● Records from a dataset
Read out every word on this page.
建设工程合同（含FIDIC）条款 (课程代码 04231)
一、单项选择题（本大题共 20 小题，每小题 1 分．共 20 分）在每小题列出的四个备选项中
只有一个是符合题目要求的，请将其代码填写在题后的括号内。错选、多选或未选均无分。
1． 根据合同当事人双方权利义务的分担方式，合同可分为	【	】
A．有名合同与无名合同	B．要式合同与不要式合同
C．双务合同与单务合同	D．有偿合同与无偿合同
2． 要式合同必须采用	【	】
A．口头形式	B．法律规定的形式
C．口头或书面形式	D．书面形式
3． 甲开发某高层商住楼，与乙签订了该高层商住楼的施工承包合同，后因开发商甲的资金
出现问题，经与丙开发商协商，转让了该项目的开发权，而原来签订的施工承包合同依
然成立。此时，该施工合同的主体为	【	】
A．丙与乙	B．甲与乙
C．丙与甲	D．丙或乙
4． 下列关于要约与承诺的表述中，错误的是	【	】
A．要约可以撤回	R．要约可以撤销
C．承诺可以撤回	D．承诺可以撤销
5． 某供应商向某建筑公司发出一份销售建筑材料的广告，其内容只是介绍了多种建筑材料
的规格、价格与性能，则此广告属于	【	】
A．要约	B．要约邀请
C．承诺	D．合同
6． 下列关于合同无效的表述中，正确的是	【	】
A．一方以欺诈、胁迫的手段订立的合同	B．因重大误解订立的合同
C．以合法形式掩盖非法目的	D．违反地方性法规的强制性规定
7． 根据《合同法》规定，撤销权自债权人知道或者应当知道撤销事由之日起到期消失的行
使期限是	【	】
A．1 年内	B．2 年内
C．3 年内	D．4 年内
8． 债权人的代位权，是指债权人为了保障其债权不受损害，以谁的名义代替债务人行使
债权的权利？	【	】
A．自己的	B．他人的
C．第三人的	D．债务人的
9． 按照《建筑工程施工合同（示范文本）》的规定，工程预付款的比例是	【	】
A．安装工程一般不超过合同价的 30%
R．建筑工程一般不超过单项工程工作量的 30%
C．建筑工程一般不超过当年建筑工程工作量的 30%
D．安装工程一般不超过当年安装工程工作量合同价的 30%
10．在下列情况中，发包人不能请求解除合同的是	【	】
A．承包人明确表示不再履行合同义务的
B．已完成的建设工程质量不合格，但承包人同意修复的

● DIRECTIONS FOR THIS TASK
Retype every record above exactly as written.

● PROBLEM SOLUTION
Read out every word on this page.
建设工程合同（含FIDIC）条款 (课程代码 04231)
一、单项选择题（本大题共 20 小题，每小题 1 分．共 20 分）在每小题列出的四个备选项中
只有一个是符合题目要求的，请将其代码填写在题后的括号内。错选、多选或未选均无分。
1． 根据合同当事人双方权利义务的分担方式，合同可分为	【	】
A．有名合同与无名合同	B．要式合同与不要式合同
C．双务合同与单务合同	D．有偿合同与无偿合同
2． 要式合同必须采用	【	】
A．口头形式	B．法律规定的形式
C．口头或书面形式	D．书面形式
3． 甲开发某高层商住楼，与乙签订了该高层商住楼的施工承包合同，后因开发商甲的资金
出现问题，经与丙开发商协商，转让了该项目的开发权，而原来签订的施工承包合同依
然成立。此时，该施工合同的主体为	【	】
A．丙与乙	B．甲与乙
C．丙与甲	D．丙或乙
4． 下列关于要约与承诺的表述中，错误的是	【	】
A．要约可以撤回	R．要约可以撤销
C．承诺可以撤回	D．承诺可以撤销
5． 某供应商向某建筑公司发出一份销售建筑材料的广告，其内容只是介绍了多种建筑材料
的规格、价格与性能，则此广告属于	【	】
A．要约	B．要约邀请
C．承诺	D．合同
6． 下列关于合同无效的表述中，正确的是	【	】
A．一方以欺诈、胁迫的手段订立的合同	B．因重大误解订立的合同
C．以合法形式掩盖非法目的	D．违反地方性法规的强制性规定
7． 根据《合同法》规定，撤销权自债权人知道或者应当知道撤销事由之日起到期消失的行
使期限是	【	】
A．1 年内	B．2 年内
C．3 年内	D．4 年内
8． 债权人的代位权，是指债权人为了保障其债权不受损害，以谁的名义代替债务人行使
债权的权利？	【	】
A．自己的	B．他人的
C．第三人的	D．债务人的
9． 按照《建筑工程施工合同（示范文本）》的规定，工程预付款的比例是	【	】
A．安装工程一般不超过合同价的 30%
R．建筑工程一般不超过单项工程工作量的 30%
C．建筑工程一般不超过当年建筑工程工作量的 30%
D．安装工程一般不超过当年安装工程工作量合同价的 30%
10．在下列情况中，发包人不能请求解除合同的是	【	】
A．承包人明确表示不再履行合同义务的
B．已完成的建设工程质量不合格，但承包人同意修复的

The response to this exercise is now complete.